__SET PROBLEM__. Look through the lines below and extract each one that contains "completo".

__Saved entries__.
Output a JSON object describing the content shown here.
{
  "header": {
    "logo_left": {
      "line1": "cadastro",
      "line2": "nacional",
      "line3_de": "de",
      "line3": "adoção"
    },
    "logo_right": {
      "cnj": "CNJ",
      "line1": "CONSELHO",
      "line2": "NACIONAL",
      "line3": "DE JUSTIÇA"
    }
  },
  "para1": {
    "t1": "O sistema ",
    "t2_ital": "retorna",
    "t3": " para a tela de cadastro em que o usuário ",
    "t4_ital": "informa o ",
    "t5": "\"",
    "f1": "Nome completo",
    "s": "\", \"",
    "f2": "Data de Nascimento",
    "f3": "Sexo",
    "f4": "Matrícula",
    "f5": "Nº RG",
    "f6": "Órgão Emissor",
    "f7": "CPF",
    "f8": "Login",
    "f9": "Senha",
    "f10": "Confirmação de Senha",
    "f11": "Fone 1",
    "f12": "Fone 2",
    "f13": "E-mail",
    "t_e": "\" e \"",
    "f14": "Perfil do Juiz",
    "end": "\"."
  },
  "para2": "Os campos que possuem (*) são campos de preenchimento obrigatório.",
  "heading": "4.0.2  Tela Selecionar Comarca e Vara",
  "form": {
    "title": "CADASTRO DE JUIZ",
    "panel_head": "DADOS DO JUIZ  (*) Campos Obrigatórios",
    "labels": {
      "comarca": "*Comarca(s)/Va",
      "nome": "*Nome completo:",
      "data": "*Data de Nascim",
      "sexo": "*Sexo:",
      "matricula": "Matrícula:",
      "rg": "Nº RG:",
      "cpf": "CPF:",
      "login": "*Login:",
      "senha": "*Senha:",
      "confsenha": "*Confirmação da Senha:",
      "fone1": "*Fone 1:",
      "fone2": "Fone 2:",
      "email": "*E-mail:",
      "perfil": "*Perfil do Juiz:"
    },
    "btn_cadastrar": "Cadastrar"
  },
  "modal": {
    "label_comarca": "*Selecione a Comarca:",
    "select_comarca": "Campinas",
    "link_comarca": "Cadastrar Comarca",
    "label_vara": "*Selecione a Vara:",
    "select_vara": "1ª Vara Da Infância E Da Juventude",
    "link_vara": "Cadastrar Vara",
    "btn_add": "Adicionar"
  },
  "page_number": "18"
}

__ANSWER BELOW__.
    "f1": "Nome completo",
      "nome": "*Nome completo:",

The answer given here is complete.